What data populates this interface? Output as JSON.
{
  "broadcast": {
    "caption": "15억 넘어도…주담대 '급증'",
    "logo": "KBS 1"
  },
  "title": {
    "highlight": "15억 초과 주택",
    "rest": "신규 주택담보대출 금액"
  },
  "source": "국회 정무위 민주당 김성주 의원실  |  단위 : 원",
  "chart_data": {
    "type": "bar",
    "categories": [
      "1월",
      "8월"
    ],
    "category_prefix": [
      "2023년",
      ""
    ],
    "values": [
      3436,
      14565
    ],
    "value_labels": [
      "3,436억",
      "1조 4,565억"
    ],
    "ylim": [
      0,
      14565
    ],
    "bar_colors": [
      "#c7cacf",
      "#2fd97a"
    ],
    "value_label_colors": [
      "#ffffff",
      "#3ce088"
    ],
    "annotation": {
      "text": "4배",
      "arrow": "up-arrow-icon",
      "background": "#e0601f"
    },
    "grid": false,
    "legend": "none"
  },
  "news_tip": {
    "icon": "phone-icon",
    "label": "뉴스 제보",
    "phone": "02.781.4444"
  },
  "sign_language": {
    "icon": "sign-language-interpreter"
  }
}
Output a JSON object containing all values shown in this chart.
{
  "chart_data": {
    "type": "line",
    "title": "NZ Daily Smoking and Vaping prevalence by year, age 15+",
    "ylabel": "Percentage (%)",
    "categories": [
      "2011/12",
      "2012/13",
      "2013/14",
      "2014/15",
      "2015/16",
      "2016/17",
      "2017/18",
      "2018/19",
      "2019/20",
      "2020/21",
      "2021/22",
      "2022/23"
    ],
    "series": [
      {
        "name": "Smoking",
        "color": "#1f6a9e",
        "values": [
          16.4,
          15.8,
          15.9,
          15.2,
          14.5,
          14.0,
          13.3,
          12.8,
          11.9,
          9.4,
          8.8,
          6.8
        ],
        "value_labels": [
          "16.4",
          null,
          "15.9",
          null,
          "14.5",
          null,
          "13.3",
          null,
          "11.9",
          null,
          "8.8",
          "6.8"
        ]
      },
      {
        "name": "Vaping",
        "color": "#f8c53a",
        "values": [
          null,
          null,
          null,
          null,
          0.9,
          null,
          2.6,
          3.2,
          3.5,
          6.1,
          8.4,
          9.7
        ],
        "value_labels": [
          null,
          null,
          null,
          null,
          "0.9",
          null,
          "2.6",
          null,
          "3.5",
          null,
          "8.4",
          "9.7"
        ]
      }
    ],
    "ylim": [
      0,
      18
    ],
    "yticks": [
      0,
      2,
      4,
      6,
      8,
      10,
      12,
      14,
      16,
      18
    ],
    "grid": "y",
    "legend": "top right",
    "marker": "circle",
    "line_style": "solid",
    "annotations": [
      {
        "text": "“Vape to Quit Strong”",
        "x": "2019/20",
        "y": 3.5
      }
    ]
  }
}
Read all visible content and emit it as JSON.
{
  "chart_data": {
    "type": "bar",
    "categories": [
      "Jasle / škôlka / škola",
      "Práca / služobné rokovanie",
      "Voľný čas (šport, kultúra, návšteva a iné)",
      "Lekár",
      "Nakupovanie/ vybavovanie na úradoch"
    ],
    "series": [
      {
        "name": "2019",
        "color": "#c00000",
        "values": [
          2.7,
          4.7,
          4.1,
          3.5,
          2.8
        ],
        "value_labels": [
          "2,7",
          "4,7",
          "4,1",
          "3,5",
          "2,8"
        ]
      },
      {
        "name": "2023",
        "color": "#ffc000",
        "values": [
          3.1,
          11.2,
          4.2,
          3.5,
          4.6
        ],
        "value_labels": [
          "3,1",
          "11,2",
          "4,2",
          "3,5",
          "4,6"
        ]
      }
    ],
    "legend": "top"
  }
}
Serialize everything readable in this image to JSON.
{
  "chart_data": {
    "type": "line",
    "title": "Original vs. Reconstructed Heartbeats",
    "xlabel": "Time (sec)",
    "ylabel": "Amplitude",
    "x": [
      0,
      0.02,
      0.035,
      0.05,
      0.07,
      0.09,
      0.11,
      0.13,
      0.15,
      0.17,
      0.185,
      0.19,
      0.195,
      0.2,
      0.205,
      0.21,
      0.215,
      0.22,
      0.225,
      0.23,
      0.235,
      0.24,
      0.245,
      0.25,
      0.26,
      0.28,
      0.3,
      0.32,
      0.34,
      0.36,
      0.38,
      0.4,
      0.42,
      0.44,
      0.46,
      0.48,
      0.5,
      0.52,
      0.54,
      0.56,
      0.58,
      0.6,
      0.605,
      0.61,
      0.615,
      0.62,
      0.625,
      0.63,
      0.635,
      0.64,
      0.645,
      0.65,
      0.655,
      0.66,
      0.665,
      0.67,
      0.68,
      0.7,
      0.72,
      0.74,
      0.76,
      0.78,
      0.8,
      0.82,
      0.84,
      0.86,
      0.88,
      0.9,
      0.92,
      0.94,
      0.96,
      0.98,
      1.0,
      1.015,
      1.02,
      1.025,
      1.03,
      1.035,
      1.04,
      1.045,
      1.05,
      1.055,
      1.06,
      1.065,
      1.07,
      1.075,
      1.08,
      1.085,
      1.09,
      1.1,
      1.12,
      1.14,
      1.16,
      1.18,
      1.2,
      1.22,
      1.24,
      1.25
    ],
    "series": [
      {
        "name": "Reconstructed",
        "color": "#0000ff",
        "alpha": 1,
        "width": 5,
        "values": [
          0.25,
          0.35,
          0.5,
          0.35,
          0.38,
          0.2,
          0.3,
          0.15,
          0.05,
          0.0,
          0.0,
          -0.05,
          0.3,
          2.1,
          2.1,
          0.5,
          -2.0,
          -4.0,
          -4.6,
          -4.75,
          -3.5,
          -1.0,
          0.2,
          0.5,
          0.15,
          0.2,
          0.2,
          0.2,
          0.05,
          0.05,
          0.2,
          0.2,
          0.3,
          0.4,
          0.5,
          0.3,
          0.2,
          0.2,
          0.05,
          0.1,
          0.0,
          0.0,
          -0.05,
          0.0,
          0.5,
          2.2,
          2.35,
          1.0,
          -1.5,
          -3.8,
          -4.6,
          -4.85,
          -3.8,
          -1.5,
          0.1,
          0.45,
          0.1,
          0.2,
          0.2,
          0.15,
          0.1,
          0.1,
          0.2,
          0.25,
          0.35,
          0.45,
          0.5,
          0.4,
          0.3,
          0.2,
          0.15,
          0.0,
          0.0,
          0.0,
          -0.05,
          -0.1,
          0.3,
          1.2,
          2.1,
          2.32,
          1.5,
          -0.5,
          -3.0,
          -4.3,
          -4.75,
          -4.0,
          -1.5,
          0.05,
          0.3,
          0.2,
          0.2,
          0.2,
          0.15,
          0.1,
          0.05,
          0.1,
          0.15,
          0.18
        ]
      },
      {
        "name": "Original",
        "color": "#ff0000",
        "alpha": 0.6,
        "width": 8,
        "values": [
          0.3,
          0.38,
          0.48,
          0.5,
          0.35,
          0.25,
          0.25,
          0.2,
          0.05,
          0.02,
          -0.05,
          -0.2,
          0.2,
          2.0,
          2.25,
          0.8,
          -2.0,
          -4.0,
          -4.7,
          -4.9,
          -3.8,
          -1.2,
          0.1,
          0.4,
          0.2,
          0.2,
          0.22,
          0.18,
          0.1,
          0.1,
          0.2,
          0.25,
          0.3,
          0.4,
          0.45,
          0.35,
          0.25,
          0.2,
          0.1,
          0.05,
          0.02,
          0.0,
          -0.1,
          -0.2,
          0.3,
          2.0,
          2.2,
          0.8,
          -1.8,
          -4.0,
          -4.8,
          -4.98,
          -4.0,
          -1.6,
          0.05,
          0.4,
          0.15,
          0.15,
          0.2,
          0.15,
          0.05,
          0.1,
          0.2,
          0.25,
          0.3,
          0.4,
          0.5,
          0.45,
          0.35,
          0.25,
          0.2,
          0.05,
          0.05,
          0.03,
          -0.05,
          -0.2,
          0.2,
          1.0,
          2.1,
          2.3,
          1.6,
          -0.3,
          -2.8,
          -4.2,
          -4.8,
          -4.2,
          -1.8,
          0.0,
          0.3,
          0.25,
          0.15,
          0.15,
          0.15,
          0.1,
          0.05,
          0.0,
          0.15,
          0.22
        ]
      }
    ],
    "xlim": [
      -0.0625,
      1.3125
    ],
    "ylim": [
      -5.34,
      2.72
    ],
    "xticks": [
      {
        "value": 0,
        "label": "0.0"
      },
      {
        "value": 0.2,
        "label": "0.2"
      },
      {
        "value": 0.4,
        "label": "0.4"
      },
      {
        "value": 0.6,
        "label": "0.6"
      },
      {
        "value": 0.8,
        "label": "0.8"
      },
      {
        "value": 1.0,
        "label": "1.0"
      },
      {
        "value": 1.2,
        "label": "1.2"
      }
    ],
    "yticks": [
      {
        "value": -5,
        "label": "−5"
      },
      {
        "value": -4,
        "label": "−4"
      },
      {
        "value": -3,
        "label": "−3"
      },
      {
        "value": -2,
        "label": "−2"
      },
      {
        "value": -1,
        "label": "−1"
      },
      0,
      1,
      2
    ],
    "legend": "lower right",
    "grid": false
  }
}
--------------------
**WHAT TO DO:** Within the entries above, report how many lines include "JSON", and keep the answer to the number.

**SOLUTION:** 4